YOUR TASK: The lines to be set down run from the line containing "Convert this screenshot" through the final line of the data below; print them exactly and print nothing else.

THE INPUT:
-- begin --

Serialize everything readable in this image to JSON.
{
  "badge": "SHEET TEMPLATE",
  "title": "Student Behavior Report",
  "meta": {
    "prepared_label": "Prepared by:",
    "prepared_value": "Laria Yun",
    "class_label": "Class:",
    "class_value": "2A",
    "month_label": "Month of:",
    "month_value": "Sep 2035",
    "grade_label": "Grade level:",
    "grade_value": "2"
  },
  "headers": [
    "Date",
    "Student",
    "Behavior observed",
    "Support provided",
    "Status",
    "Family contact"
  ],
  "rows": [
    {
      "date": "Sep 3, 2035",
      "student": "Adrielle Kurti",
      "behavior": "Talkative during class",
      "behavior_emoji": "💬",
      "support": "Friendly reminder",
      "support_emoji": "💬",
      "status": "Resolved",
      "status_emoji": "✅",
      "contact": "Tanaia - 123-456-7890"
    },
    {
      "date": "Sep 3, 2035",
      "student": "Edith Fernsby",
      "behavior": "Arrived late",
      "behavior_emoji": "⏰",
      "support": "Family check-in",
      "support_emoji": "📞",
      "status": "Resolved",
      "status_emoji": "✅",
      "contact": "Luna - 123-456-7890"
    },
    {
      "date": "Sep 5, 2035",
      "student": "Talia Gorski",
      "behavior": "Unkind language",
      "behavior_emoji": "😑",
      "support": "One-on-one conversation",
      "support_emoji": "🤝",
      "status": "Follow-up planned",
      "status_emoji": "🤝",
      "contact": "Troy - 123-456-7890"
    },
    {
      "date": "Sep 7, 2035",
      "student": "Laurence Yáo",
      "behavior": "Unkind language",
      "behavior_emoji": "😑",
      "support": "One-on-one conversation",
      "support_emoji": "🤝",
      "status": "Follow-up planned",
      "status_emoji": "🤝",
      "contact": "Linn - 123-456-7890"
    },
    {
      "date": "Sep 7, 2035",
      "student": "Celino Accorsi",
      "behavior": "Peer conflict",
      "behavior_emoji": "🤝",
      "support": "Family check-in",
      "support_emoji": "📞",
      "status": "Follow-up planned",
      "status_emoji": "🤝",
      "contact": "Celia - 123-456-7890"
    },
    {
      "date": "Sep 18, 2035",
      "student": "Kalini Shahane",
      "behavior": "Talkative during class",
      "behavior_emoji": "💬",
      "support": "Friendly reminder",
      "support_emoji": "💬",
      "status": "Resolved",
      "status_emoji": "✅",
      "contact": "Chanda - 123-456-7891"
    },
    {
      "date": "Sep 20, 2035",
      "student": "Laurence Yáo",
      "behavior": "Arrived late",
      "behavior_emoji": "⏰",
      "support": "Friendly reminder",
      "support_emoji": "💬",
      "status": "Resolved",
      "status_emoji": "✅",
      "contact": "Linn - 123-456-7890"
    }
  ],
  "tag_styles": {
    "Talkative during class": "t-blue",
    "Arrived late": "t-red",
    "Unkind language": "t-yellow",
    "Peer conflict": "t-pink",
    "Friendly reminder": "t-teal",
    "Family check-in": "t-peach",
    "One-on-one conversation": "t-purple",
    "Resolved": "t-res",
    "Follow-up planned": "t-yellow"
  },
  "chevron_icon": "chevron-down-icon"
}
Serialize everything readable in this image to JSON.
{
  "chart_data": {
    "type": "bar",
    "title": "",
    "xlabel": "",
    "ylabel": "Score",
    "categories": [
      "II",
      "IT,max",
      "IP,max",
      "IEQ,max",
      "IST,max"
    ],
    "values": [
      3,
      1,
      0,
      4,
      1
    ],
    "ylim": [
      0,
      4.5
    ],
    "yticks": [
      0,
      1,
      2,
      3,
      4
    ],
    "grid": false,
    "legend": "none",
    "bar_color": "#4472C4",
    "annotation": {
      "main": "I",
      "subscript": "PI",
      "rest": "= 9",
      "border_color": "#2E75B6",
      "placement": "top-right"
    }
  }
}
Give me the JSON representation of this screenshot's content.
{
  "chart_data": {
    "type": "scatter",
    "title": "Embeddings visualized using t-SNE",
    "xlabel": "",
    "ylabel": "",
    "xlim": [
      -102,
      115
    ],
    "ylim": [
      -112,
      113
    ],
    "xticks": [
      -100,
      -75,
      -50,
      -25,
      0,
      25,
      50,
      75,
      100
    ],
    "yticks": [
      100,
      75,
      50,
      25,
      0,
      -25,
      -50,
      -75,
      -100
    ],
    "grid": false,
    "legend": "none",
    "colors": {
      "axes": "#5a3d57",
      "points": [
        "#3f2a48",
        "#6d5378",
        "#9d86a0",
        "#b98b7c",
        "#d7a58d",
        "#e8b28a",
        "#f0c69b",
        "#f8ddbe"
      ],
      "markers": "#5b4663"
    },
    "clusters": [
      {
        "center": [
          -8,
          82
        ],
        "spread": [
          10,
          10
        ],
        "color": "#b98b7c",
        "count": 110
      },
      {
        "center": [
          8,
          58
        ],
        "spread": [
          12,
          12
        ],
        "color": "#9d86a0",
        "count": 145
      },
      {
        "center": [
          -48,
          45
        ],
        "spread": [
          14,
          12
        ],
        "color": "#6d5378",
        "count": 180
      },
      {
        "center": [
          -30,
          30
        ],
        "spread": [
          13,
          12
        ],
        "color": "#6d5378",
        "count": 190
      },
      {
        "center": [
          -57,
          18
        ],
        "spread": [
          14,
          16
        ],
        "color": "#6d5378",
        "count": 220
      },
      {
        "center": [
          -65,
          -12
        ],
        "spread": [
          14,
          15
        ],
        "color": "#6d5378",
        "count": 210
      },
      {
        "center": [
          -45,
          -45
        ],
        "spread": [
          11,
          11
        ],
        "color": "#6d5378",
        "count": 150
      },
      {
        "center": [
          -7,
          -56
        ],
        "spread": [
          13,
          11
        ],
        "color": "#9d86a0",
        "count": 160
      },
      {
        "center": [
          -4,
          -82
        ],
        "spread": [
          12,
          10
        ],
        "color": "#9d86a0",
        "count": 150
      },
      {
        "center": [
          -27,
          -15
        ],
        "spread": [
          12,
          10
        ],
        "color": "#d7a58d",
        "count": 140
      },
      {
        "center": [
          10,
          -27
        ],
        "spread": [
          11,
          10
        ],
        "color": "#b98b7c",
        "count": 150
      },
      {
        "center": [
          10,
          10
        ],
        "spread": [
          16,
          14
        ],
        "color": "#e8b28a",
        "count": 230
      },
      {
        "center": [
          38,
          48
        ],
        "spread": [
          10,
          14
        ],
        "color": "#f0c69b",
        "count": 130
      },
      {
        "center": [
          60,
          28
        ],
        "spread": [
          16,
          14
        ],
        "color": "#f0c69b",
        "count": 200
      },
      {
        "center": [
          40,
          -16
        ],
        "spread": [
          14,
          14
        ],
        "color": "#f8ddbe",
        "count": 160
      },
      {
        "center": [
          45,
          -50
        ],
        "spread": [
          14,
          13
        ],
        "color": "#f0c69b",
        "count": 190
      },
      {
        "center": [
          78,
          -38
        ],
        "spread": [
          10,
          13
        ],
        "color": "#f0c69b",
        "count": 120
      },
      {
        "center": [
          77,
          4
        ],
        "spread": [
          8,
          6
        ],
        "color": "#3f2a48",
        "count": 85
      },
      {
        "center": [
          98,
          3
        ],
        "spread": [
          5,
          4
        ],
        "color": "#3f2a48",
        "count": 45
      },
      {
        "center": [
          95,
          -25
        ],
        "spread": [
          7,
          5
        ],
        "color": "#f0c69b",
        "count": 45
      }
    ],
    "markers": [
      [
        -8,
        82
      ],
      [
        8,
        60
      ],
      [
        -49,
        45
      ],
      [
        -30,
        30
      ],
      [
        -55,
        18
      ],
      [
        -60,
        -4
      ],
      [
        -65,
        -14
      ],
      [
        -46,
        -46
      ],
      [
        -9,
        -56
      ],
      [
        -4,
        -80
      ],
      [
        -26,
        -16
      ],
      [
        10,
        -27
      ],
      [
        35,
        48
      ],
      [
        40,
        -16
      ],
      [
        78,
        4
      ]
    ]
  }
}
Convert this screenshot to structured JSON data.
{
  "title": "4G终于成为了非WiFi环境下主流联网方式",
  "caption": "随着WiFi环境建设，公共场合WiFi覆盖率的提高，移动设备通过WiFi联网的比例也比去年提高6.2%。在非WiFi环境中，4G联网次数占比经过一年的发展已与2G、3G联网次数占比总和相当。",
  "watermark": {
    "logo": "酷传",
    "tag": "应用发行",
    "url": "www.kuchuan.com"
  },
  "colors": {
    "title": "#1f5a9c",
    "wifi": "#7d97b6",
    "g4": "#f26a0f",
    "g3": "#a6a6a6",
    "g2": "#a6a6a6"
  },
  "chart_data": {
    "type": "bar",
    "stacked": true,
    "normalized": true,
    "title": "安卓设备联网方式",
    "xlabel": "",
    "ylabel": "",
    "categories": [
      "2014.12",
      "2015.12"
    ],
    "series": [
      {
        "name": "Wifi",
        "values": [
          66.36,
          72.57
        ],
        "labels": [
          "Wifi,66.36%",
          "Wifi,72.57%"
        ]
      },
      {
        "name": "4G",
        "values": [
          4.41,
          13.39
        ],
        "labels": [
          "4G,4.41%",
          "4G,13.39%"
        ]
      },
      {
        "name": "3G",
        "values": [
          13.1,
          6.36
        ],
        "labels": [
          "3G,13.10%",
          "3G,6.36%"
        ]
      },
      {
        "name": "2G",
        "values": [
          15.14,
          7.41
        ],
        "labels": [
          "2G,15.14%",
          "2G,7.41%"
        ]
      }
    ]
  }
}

-- end --

ANSWER FOR THE TASK:
Convert this screenshot to structured JSON data.
{
  "title": "4G终于成为了非WiFi环境下主流联网方式",
  "caption": "随着WiFi环境建设，公共场合WiFi覆盖率的提高，移动设备通过WiFi联网的比例也比去年提高6.2%。在非WiFi环境中，4G联网次数占比经过一年的发展已与2G、3G联网次数占比总和相当。",
  "watermark": {
    "logo": "酷传",
    "tag": "应用发行",
    "url": "www.kuchuan.com"
  },
  "colors": {
    "title": "#1f5a9c",
    "wifi": "#7d97b6",
    "g4": "#f26a0f",
    "g3": "#a6a6a6",
    "g2": "#a6a6a6"
  },
  "chart_data": {
    "type": "bar",
    "stacked": true,
    "normalized": true,
    "title": "安卓设备联网方式",
    "xlabel": "",
    "ylabel": "",
    "categories": [
      "2014.12",
      "2015.12"
    ],
    "series": [
      {
        "name": "Wifi",
        "values": [
          66.36,
          72.57
        ],
        "labels": [
          "Wifi,66.36%",
          "Wifi,72.57%"
        ]
      },
      {
        "name": "4G",
        "values": [
          4.41,
          13.39
        ],
        "labels": [
          "4G,4.41%",
          "4G,13.39%"
        ]
      },
      {
        "name": "3G",
        "values": [
          13.1,
          6.36
        ],
        "labels": [
          "3G,13.10%",
          "3G,6.36%"
        ]
      },
      {
        "name": "2G",
        "values": [
          15.14,
          7.41
        ],
        "labels": [
          "2G,15.14%",
          "2G,7.41%"
        ]
      }
    ]
  }
}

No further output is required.